# WHAT YOU NEED TO DO
Find the line containing "Convert this screenshot" in the material below; copy that line and all following lines exactly.

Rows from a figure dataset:
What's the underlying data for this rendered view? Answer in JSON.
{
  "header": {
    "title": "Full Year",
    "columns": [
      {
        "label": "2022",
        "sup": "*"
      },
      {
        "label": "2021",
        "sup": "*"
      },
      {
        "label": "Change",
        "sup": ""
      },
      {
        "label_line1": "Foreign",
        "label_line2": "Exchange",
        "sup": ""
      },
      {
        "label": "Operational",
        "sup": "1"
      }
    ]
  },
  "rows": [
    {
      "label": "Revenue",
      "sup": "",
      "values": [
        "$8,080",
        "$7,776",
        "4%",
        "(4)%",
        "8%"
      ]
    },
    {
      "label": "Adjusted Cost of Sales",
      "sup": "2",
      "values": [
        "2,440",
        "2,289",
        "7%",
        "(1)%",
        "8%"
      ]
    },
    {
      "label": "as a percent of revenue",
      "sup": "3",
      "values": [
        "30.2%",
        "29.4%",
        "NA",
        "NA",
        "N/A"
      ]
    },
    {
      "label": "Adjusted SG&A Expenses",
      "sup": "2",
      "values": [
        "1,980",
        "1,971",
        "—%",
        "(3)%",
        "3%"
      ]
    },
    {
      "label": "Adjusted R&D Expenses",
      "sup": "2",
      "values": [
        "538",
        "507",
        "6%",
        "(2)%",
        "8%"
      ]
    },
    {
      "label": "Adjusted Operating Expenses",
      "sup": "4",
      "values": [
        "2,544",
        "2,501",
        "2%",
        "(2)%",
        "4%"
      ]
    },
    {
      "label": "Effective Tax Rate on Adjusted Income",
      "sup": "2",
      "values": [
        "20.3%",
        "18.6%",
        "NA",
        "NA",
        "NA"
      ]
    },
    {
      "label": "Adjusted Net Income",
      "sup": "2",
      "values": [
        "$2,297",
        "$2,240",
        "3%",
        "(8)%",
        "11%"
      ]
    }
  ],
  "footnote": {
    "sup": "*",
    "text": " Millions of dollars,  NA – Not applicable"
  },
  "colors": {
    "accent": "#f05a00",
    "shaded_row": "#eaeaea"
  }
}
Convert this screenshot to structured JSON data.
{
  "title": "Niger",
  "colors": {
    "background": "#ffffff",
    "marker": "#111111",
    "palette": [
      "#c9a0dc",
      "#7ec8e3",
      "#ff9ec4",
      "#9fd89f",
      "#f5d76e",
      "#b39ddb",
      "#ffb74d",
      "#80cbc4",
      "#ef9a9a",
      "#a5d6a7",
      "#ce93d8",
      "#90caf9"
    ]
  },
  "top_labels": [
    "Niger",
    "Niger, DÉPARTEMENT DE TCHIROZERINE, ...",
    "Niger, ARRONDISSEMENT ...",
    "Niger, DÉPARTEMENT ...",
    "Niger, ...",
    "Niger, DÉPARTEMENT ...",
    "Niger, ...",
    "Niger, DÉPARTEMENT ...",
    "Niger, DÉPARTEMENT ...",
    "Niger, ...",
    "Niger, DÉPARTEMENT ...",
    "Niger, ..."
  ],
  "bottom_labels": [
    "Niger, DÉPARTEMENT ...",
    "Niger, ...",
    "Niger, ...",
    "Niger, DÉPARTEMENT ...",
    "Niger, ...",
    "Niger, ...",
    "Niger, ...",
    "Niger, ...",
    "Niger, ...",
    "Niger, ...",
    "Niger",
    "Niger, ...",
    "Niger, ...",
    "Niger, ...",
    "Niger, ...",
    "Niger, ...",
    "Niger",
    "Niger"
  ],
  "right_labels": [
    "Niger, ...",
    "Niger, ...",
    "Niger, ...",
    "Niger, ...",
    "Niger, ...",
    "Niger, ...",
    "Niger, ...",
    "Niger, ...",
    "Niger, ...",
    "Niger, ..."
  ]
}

# THE COMPLETED TASK
Convert this screenshot to structured JSON data.
{
  "title": "Niger",
  "colors": {
    "background": "#ffffff",
    "marker": "#111111",
    "palette": [
      "#c9a0dc",
      "#7ec8e3",
      "#ff9ec4",
      "#9fd89f",
      "#f5d76e",
      "#b39ddb",
      "#ffb74d",
      "#80cbc4",
      "#ef9a9a",
      "#a5d6a7",
      "#ce93d8",
      "#90caf9"
    ]
  },
  "top_labels": [
    "Niger",
    "Niger, DÉPARTEMENT DE TCHIROZERINE, ...",
    "Niger, ARRONDISSEMENT ...",
    "Niger, DÉPARTEMENT ...",
    "Niger, ...",
    "Niger, DÉPARTEMENT ...",
    "Niger, ...",
    "Niger, DÉPARTEMENT ...",
    "Niger, DÉPARTEMENT ...",
    "Niger, ...",
    "Niger, DÉPARTEMENT ...",
    "Niger, ..."
  ],
  "bottom_labels": [
    "Niger, DÉPARTEMENT ...",
    "Niger, ...",
    "Niger, ...",
    "Niger, DÉPARTEMENT ...",
    "Niger, ...",
    "Niger, ...",
    "Niger, ...",
    "Niger, ...",
    "Niger, ...",
    "Niger, ...",
    "Niger",
    "Niger, ...",
    "Niger, ...",
    "Niger, ...",
    "Niger, ...",
    "Niger, ...",
    "Niger",
    "Niger"
  ],
  "right_labels": [
    "Niger, ...",
    "Niger, ...",
    "Niger, ...",
    "Niger, ...",
    "Niger, ...",
    "Niger, ...",
    "Niger, ...",
    "Niger, ...",
    "Niger, ...",
    "Niger, ..."
  ]
}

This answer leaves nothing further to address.